GIVEN PROBLEM ->
Reproduce all the entries exactly.

Start of EXERCISE DATA

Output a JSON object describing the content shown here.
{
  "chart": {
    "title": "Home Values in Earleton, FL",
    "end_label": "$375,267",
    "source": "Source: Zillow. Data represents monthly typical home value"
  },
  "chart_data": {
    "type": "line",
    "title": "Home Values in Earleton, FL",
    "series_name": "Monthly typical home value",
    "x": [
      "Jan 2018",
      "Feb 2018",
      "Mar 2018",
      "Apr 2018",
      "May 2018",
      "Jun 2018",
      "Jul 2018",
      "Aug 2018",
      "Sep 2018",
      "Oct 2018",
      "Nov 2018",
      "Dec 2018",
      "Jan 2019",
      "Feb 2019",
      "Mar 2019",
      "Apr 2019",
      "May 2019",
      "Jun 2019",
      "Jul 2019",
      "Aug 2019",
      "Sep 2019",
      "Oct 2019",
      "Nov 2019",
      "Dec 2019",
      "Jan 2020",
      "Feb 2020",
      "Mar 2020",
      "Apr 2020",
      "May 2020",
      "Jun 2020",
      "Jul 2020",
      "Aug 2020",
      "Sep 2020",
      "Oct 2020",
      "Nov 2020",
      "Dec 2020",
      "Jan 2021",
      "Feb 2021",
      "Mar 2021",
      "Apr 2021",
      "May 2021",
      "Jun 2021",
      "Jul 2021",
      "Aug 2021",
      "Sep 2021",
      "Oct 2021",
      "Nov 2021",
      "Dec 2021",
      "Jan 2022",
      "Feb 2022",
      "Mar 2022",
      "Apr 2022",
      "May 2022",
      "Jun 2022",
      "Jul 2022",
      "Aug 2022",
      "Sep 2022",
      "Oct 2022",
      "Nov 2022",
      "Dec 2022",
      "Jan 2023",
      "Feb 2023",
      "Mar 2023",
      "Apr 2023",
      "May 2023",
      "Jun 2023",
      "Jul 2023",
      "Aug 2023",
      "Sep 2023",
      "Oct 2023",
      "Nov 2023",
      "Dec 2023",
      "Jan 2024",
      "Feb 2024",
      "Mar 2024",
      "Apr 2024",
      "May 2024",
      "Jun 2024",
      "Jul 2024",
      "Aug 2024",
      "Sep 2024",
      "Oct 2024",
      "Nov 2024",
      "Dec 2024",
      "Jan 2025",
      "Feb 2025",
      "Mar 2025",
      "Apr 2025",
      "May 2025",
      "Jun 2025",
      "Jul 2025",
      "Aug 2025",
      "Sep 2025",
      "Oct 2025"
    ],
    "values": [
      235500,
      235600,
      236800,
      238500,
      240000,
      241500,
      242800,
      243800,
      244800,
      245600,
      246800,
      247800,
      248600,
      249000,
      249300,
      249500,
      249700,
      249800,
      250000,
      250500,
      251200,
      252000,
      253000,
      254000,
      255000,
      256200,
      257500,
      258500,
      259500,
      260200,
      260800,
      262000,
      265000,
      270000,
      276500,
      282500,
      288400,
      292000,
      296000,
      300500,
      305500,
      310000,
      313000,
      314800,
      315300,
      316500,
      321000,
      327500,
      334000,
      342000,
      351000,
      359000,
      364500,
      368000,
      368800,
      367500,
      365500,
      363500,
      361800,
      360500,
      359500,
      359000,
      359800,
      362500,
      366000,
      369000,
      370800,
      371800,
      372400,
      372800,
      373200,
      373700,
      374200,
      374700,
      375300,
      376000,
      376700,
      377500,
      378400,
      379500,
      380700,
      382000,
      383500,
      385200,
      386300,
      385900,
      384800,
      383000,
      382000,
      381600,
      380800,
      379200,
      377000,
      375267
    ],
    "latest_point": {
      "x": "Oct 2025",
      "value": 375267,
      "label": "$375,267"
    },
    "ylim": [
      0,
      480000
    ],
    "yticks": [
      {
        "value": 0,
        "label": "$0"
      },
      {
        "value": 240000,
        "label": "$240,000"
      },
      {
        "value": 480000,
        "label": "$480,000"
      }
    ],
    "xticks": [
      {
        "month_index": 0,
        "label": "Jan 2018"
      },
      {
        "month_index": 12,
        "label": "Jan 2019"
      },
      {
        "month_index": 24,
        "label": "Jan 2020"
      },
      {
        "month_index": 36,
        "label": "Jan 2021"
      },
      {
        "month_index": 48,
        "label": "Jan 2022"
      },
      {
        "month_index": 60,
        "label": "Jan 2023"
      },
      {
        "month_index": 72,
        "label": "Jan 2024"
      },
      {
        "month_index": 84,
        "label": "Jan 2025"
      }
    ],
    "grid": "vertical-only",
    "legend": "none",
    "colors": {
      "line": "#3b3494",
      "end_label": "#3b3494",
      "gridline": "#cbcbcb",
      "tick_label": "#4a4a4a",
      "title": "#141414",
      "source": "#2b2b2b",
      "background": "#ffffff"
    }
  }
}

End of EXERCISE DATA

SOLUTION FOR THIS PROBLEM ->
Output a JSON object describing the content shown here.
{
  "chart": {
    "title": "Home Values in Earleton, FL",
    "end_label": "$375,267",
    "source": "Source: Zillow. Data represents monthly typical home value"
  },
  "chart_data": {
    "type": "line",
    "title": "Home Values in Earleton, FL",
    "series_name": "Monthly typical home value",
    "x": [
      "Jan 2018",
      "Feb 2018",
      "Mar 2018",
      "Apr 2018",
      "May 2018",
      "Jun 2018",
      "Jul 2018",
      "Aug 2018",
      "Sep 2018",
      "Oct 2018",
      "Nov 2018",
      "Dec 2018",
      "Jan 2019",
      "Feb 2019",
      "Mar 2019",
      "Apr 2019",
      "May 2019",
      "Jun 2019",
      "Jul 2019",
      "Aug 2019",
      "Sep 2019",
      "Oct 2019",
      "Nov 2019",
      "Dec 2019",
      "Jan 2020",
      "Feb 2020",
      "Mar 2020",
      "Apr 2020",
      "May 2020",
      "Jun 2020",
      "Jul 2020",
      "Aug 2020",
      "Sep 2020",
      "Oct 2020",
      "Nov 2020",
      "Dec 2020",
      "Jan 2021",
      "Feb 2021",
      "Mar 2021",
      "Apr 2021",
      "May 2021",
      "Jun 2021",
      "Jul 2021",
      "Aug 2021",
      "Sep 2021",
      "Oct 2021",
      "Nov 2021",
      "Dec 2021",
      "Jan 2022",
      "Feb 2022",
      "Mar 2022",
      "Apr 2022",
      "May 2022",
      "Jun 2022",
      "Jul 2022",
      "Aug 2022",
      "Sep 2022",
      "Oct 2022",
      "Nov 2022",
      "Dec 2022",
      "Jan 2023",
      "Feb 2023",
      "Mar 2023",
      "Apr 2023",
      "May 2023",
      "Jun 2023",
      "Jul 2023",
      "Aug 2023",
      "Sep 2023",
      "Oct 2023",
      "Nov 2023",
      "Dec 2023",
      "Jan 2024",
      "Feb 2024",
      "Mar 2024",
      "Apr 2024",
      "May 2024",
      "Jun 2024",
      "Jul 2024",
      "Aug 2024",
      "Sep 2024",
      "Oct 2024",
      "Nov 2024",
      "Dec 2024",
      "Jan 2025",
      "Feb 2025",
      "Mar 2025",
      "Apr 2025",
      "May 2025",
      "Jun 2025",
      "Jul 2025",
      "Aug 2025",
      "Sep 2025",
      "Oct 2025"
    ],
    "values": [
      235500,
      235600,
      236800,
      238500,
      240000,
      241500,
      242800,
      243800,
      244800,
      245600,
      246800,
      247800,
      248600,
      249000,
      249300,
      249500,
      249700,
      249800,
      250000,
      250500,
      251200,
      252000,
      253000,
      254000,
      255000,
      256200,
      257500,
      258500,
      259500,
      260200,
      260800,
      262000,
      265000,
      270000,
      276500,
      282500,
      288400,
      292000,
      296000,
      300500,
      305500,
      310000,
      313000,
      314800,
      315300,
      316500,
      321000,
      327500,
      334000,
      342000,
      351000,
      359000,
      364500,
      368000,
      368800,
      367500,
      365500,
      363500,
      361800,
      360500,
      359500,
      359000,
      359800,
      362500,
      366000,
      369000,
      370800,
      371800,
      372400,
      372800,
      373200,
      373700,
      374200,
      374700,
      375300,
      376000,
      376700,
      377500,
      378400,
      379500,
      380700,
      382000,
      383500,
      385200,
      386300,
      385900,
      384800,
      383000,
      382000,
      381600,
      380800,
      379200,
      377000,
      375267
    ],
    "latest_point": {
      "x": "Oct 2025",
      "value": 375267,
      "label": "$375,267"
    },
    "ylim": [
      0,
      480000
    ],
    "yticks": [
      {
        "value": 0,
        "label": "$0"
      },
      {
        "value": 240000,
        "label": "$240,000"
      },
      {
        "value": 480000,
        "label": "$480,000"
      }
    ],
    "xticks": [
      {
        "month_index": 0,
        "label": "Jan 2018"
      },
      {
        "month_index": 12,
        "label": "Jan 2019"
      },
      {
        "month_index": 24,
        "label": "Jan 2020"
      },
      {
        "month_index": 36,
        "label": "Jan 2021"
      },
      {
        "month_index": 48,
        "label": "Jan 2022"
      },
      {
        "month_index": 60,
        "label": "Jan 2023"
      },
      {
        "month_index": 72,
        "label": "Jan 2024"
      },
      {
        "month_index": 84,
        "label": "Jan 2025"
      }
    ],
    "grid": "vertical-only",
    "legend": "none",
    "colors": {
      "line": "#3b3494",
      "end_label": "#3b3494",
      "gridline": "#cbcbcb",
      "tick_label": "#4a4a4a",
      "title": "#141414",
      "source": "#2b2b2b",
      "background": "#ffffff"
    }
  }
}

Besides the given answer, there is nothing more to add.